#### [Task details]
Working from the line that contains "OCR this image." down to the last line below, repeat each line exactly.

***** Data extract

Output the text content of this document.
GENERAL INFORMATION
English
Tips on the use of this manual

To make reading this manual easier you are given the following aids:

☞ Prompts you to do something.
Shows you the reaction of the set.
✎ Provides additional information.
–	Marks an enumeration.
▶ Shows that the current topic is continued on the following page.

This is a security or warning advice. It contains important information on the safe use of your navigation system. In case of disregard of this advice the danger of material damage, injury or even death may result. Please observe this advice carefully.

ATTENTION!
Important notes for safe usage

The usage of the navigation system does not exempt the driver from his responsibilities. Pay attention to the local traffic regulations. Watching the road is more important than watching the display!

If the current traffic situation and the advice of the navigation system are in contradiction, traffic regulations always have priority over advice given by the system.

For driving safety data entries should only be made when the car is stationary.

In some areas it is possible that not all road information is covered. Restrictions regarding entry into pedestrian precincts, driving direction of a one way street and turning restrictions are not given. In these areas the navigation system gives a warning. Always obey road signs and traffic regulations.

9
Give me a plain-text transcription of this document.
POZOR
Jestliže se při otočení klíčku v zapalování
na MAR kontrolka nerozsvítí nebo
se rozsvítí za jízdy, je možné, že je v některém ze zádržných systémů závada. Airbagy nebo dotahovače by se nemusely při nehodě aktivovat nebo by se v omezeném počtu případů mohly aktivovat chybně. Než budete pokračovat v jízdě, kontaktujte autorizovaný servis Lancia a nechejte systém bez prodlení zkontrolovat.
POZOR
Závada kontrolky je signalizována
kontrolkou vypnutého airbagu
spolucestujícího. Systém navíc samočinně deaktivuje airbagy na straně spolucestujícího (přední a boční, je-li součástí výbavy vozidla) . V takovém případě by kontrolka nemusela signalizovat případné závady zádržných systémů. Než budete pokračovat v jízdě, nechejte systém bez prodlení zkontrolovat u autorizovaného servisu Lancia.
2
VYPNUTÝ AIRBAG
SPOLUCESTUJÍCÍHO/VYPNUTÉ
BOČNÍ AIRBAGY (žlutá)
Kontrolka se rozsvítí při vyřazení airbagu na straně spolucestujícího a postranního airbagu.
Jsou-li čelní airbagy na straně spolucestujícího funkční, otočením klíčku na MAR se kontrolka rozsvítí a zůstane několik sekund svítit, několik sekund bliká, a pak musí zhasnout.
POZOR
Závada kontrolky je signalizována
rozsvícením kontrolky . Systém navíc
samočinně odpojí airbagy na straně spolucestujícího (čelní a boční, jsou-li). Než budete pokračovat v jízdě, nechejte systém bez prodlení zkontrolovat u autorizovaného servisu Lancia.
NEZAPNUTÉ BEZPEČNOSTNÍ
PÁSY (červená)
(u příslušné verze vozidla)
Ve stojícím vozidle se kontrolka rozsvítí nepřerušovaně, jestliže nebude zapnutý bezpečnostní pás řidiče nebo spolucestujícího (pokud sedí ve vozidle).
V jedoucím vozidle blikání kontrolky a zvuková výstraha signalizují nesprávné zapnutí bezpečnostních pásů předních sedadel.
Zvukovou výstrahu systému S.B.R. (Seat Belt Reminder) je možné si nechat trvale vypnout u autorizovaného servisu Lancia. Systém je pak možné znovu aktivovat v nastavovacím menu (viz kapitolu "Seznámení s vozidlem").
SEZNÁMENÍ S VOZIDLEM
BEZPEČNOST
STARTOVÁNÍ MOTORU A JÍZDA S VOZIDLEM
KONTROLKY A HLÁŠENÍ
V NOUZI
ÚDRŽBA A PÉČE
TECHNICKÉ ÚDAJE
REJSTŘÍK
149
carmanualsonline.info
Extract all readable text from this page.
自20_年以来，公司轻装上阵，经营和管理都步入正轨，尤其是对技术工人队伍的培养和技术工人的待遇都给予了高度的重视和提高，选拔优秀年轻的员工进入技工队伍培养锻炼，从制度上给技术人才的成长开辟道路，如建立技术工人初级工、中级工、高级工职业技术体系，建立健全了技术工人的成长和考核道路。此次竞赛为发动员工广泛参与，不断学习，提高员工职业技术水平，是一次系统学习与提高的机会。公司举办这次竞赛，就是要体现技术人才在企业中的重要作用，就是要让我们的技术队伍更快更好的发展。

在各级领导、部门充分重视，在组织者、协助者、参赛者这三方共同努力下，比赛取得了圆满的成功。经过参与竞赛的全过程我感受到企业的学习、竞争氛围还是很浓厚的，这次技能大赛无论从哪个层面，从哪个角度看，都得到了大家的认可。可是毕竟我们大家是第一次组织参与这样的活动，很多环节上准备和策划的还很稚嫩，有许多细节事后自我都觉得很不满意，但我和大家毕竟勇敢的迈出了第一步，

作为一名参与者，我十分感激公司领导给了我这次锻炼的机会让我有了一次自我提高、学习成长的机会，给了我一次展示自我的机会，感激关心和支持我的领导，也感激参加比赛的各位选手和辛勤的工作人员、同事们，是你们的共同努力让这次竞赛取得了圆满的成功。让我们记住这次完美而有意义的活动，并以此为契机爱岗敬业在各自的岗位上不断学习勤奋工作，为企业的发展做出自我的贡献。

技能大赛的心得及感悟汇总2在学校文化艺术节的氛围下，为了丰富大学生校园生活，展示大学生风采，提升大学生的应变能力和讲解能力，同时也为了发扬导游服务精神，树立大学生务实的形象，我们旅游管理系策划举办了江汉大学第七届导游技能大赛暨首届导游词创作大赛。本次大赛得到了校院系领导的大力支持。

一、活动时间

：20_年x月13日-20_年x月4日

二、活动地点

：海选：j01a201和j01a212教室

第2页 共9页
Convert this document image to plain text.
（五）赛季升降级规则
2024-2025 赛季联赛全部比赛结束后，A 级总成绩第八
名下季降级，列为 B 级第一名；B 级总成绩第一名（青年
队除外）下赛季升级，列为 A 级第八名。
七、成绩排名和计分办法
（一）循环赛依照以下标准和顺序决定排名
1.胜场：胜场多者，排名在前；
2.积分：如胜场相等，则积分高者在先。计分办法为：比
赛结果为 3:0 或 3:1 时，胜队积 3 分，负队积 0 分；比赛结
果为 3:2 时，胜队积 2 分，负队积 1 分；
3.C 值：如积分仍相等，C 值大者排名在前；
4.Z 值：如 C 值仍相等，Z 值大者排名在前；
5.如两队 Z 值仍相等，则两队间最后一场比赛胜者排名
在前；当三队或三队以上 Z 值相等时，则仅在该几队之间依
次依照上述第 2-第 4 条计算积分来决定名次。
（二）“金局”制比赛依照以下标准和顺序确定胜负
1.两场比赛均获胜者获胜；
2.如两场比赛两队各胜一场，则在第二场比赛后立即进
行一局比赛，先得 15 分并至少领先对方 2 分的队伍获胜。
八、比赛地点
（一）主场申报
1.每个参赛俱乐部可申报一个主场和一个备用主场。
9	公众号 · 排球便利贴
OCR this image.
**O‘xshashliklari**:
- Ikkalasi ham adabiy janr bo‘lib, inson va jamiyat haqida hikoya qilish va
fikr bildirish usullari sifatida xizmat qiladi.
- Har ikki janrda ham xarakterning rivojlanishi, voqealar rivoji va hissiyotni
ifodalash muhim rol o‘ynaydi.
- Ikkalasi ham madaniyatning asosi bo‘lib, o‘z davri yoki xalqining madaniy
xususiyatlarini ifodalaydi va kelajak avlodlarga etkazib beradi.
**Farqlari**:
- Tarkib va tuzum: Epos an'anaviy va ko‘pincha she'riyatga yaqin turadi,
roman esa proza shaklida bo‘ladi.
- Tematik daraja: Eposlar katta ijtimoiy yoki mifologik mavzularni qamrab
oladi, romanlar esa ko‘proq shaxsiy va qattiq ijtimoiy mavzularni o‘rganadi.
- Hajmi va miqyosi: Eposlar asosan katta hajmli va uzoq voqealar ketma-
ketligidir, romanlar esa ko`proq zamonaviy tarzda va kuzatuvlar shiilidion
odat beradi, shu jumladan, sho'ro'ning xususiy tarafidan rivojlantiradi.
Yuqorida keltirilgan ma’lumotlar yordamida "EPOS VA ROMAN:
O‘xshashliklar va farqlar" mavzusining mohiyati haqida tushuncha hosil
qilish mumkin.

**********

#### [Answer for this exercise]
OCR this image.
**O‘xshashliklari**:
- Ikkalasi ham adabiy janr bo‘lib, inson va jamiyat haqida hikoya qilish va
fikr bildirish usullari sifatida xizmat qiladi.
- Har ikki janrda ham xarakterning rivojlanishi, voqealar rivoji va hissiyotni
ifodalash muhim rol o‘ynaydi.
- Ikkalasi ham madaniyatning asosi bo‘lib, o‘z davri yoki xalqining madaniy
xususiyatlarini ifodalaydi va kelajak avlodlarga etkazib beradi.
**Farqlari**:
- Tarkib va tuzum: Epos an'anaviy va ko‘pincha she'riyatga yaqin turadi,
roman esa proza shaklida bo‘ladi.
- Tematik daraja: Eposlar katta ijtimoiy yoki mifologik mavzularni qamrab
oladi, romanlar esa ko‘proq shaxsiy va qattiq ijtimoiy mavzularni o‘rganadi.
- Hajmi va miqyosi: Eposlar asosan katta hajmli va uzoq voqealar ketma-
ketligidir, romanlar esa ko`proq zamonaviy tarzda va kuzatuvlar shiilidion
odat beradi, shu jumladan, sho'ro'ning xususiy tarafidan rivojlantiradi.
Yuqorida keltirilgan ma’lumotlar yordamida "EPOS VA ROMAN:
O‘xshashliklar va farqlar" mavzusining mohiyati haqida tushuncha hosil
qilish mumkin.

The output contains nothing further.